Testo estratto:
Nella storia di Crainz ci sono accenni alla cultura e al costume, ma non bisogna dimenticare che la storia sociale e civile degli ultimi decenni è anche tanto storia del costume e delle mode, che la musica pop, le classifiche della hit parade, le trasmissioni radio e tv hanno creato movimenti culturali di massa che hanno influenzato il modo di vivere. Come si divertivano gli italiani negli anni Settanta? A noi sono stati consegnati come gli anni di piombo, un’epoca di paura diffusa, incertezza sul futuro, ma è stato davvero così? Gli anni Settanta vedono l’affermarsi prepotente della disco music, che sarà il più potente distrattore di massa, il porto di approdo di molti che, coscientemente o no, erano parte del riflusso dei movimenti del Sessantotto e Settantasette. Da questo fenomeno di costume, con la nascita di nuovi locali, le discoteche, che rimpiazzeranno i vecchi dancing, discenderà l’edonismo degli anni successivi, la moda come primo riferimento per molti giovani e famiglie. A tutto questo si assoceranno le iniziative prese dall’alto, come la scelta di Raidue di trasmettere ogni giorno l’andamento della Borsa di Milano, la spinta all’investimento finanziario e la vittoria dei professionisti giovani e urbanizzati, gli yuppies vincitori e punta di diamante del nuovo, ovvero l’esatto opposto dei contestatori di dieci anni prima che volevano risolvere i problemi collettivamente e mettersi al servizio della comunità, a fronte degli ultimi, disposti a tutto per soddisfare il solo proprio interesse personale.

Il meta linguaggio

Sono cambiamenti epocali, e le politiche bene o male seguono questi andamenti, li assecondano, a volte li promuovono, altre vi resistono. Un’ultima annotazione riguarda il linguaggio delle classi dirigenti e di quasi tutte le fonti, dai verbali di riunioni ai redazionali dei quotidiani, dove anche le denunce di malgoverno e malaffare vengono fatte attraverso allusioni spesso astratte.
Prevale nei documenti – ed è lo specchio di un’epoca e del modo di porsi degli intellettuali così come delle classi dirigenti – l’uso di un meta-linguaggio in cui la realtà delle cose è sottesa e non viene chiamata con il suo nome. In questo modo intenderà solo chi conosce il sottotesto delle affermazioni.

Consegna scritta:
Prosegui il testo sul costume degli anni Settanta e sul meta-linguaggio delle classi dirigenti, riprendendo subito dopo la sua ultima frase.

Dati estratti:
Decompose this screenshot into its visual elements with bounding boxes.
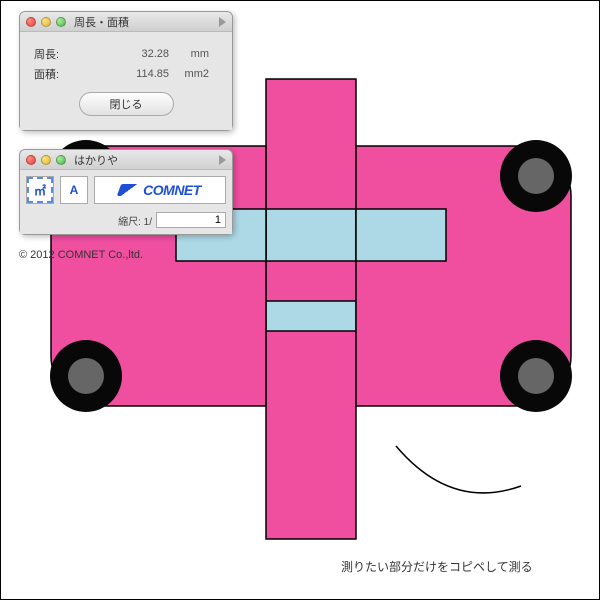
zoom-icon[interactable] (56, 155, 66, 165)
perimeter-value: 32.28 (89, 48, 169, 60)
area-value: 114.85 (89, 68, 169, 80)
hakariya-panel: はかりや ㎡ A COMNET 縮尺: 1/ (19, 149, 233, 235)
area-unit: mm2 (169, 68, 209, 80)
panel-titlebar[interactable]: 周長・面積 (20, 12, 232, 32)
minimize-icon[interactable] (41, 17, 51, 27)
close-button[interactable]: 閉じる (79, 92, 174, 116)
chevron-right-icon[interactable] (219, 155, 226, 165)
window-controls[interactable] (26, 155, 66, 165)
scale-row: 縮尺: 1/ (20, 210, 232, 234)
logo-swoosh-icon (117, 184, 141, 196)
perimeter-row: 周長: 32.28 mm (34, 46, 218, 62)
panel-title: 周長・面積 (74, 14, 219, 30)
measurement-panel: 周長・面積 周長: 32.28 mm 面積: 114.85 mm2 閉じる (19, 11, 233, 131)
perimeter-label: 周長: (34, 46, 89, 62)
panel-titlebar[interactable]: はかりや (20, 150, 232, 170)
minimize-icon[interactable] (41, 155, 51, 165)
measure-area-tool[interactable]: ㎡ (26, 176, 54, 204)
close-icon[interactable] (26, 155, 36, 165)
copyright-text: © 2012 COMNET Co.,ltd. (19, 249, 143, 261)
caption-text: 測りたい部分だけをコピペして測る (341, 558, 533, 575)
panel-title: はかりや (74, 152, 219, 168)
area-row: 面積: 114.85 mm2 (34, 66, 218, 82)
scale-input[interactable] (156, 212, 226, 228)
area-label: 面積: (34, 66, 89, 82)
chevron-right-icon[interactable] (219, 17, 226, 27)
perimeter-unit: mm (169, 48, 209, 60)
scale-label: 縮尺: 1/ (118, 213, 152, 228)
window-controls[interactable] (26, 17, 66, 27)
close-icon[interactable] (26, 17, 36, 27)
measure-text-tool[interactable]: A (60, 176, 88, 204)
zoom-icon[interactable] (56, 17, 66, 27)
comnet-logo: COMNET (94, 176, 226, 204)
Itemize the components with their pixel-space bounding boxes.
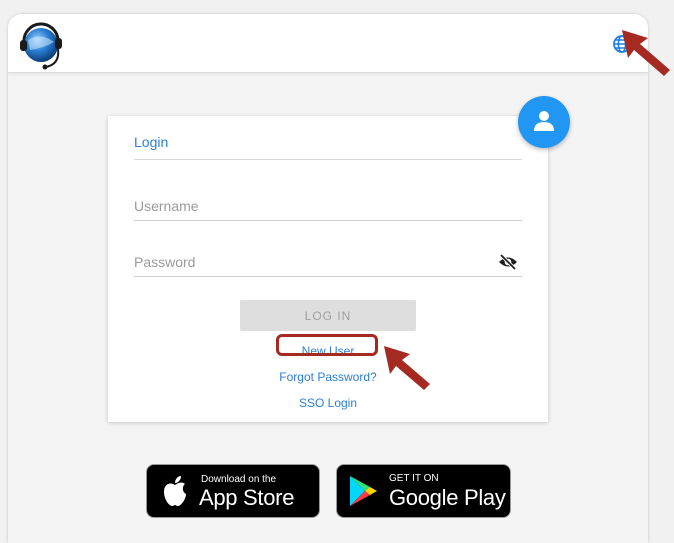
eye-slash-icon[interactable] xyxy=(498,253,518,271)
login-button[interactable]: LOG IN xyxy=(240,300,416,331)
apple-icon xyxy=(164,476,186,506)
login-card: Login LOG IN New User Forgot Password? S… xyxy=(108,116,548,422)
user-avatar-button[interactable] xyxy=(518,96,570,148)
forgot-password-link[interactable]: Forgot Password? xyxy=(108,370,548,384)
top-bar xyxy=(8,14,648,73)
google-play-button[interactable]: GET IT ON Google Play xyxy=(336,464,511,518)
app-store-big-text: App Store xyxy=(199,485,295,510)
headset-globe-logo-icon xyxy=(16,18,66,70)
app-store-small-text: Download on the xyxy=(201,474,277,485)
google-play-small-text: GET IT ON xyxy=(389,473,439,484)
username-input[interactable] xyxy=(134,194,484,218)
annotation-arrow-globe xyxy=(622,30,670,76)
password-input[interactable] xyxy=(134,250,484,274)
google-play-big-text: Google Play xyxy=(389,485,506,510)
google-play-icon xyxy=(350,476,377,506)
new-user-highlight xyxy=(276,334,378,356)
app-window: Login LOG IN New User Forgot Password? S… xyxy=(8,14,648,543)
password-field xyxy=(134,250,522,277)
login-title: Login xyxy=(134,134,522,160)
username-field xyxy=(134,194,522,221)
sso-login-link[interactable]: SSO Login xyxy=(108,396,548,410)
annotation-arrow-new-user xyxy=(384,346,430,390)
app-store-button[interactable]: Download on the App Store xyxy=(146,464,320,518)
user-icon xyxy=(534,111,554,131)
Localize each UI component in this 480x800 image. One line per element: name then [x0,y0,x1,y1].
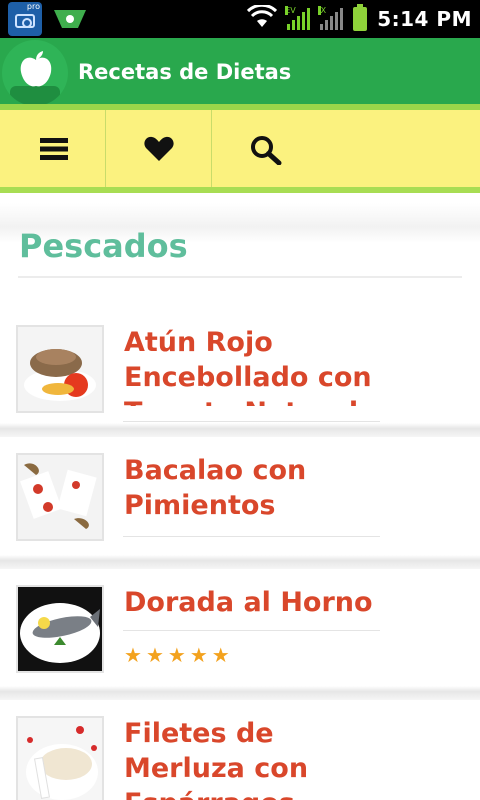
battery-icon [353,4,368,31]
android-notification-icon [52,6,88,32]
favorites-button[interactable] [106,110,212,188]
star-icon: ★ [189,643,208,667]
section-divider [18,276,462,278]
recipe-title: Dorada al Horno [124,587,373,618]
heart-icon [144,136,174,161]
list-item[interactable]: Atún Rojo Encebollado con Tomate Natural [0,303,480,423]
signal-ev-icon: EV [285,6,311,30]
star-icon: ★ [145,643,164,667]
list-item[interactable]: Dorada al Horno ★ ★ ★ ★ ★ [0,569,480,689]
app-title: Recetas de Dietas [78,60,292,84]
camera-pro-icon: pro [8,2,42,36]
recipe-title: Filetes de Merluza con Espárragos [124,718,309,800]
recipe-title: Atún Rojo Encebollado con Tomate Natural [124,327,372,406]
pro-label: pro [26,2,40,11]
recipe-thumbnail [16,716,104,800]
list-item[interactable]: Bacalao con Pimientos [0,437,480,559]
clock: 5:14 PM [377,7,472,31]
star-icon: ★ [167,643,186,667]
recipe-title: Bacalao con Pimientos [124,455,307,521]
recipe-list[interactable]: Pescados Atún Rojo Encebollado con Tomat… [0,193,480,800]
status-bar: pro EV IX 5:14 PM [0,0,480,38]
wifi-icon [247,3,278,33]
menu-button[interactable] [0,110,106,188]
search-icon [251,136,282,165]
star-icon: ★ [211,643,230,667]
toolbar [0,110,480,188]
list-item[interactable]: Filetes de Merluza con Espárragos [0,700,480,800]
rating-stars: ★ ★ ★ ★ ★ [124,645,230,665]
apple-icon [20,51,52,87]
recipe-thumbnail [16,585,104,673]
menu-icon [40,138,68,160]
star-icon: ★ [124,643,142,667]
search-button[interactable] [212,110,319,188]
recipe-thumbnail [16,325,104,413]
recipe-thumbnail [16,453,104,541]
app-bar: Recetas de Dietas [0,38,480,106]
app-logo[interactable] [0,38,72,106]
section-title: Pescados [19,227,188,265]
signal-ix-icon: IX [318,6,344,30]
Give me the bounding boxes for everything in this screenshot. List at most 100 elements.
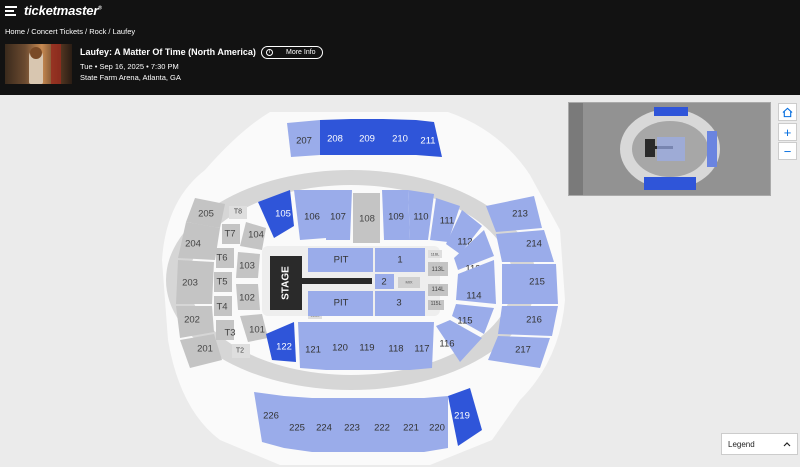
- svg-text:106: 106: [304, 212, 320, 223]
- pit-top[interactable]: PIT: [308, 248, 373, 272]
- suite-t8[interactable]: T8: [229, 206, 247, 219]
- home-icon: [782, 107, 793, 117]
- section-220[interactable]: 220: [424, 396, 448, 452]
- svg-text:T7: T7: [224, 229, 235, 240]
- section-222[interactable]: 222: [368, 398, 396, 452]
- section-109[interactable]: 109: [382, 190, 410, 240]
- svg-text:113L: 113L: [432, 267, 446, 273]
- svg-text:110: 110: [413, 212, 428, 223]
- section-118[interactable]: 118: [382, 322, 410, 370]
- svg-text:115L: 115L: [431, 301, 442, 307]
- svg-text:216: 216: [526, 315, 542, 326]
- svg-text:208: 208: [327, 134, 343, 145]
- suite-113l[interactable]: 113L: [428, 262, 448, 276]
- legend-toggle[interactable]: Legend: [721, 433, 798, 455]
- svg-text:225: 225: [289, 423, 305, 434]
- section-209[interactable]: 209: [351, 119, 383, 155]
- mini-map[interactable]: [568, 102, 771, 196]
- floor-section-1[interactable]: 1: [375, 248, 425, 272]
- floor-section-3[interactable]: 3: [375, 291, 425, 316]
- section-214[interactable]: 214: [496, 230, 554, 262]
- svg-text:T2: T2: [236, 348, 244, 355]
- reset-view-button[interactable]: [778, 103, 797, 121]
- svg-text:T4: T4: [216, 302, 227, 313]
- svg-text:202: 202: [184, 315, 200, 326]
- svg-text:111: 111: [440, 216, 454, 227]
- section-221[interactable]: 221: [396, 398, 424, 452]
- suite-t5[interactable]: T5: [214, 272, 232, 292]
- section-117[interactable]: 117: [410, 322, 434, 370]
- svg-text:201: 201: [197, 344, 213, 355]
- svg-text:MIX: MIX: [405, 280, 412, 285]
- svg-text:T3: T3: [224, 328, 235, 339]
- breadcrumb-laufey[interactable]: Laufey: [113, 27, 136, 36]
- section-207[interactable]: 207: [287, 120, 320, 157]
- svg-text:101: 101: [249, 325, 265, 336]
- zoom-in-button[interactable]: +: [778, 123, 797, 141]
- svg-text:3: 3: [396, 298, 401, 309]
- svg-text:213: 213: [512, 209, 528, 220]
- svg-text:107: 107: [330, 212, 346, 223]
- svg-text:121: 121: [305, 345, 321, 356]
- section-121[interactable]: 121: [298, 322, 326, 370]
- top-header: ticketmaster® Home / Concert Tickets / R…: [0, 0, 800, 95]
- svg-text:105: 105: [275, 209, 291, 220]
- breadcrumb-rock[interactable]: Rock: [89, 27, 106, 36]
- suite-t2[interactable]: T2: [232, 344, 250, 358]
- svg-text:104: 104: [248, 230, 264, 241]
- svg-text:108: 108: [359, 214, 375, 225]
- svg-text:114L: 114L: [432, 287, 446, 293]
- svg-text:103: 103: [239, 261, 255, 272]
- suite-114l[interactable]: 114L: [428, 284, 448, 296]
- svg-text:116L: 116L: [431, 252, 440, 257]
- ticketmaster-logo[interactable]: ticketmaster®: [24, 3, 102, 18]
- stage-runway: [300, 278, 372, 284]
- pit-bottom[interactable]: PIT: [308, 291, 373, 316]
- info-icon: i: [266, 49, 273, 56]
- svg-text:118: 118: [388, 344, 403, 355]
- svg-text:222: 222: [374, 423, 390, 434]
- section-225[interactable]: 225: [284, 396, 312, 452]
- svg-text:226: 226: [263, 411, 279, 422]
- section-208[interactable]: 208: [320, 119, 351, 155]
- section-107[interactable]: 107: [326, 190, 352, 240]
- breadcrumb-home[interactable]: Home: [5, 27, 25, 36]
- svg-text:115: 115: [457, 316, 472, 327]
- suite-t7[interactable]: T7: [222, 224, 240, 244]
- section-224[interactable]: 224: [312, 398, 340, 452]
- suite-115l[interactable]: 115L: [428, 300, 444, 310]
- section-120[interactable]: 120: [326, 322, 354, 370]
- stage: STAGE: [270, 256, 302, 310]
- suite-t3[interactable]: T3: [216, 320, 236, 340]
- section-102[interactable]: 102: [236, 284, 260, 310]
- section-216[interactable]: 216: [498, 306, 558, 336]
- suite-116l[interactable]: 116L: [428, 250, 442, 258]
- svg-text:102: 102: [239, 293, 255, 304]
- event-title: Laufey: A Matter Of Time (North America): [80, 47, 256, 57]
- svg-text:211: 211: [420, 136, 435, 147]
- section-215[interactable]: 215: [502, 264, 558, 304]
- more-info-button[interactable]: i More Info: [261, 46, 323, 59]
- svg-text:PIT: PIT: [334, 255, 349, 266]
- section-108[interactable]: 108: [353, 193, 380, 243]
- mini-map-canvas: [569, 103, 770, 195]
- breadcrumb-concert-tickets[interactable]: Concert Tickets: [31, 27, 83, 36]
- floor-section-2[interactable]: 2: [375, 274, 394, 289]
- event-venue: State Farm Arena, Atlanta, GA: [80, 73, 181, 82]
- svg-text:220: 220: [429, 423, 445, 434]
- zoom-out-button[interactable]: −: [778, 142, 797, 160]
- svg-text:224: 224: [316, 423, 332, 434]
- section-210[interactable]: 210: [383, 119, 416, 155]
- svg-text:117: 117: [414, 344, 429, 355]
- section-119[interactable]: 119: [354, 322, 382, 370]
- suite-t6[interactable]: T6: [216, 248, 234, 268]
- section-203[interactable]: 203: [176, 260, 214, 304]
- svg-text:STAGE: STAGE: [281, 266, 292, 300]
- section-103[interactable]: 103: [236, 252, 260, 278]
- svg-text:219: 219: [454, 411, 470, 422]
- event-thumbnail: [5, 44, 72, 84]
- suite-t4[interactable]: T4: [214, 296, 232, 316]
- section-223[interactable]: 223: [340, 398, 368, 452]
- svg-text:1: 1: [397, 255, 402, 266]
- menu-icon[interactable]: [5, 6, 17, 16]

Risultato del compito:
Esemplari sono i verbali di riunione del PCI, ma anche molti articoli di giornale a commento ad esempio delle rivolte di Reggio Calabria o dell’Aquila, dove si parla di malaffare, corruzione, spartizione di potere, ma sono affermazioni che potrebbero essere scambiate per articoli scritti vent’anni dopo o anche oggi. Si resta, perciò, nel vago, anche per paura di querele, perché non si potrà mai affermare o scrivere i nomi nel cui interesse vengono prese certe decisioni, come di nominare Catanzaro capoluogo della Calabria e assegnare a Cosenza l’università regionale, fatti che sono all’origine di sei mesi di rivolta con barricate e ripetuti assalti alla Prefettura e altre sedi istituzionali.
A proposito della rivolta di Reggio Calabria, questo è quanto scrive Gerardo Chiaromonte, della direzione del PCI su Rinascita del 12 marzo 1971 (pag. 478 e note) notando che “l’avanzata della classe operaia ha creato una situazione nuova e positiva, ma proprio perché la situazione è in movimento (…) si può presentare un qualche pericolo (…) di contraddizioni all’interno delle classi lavoratrici, fra Nord e Sud, fra città e campagna.”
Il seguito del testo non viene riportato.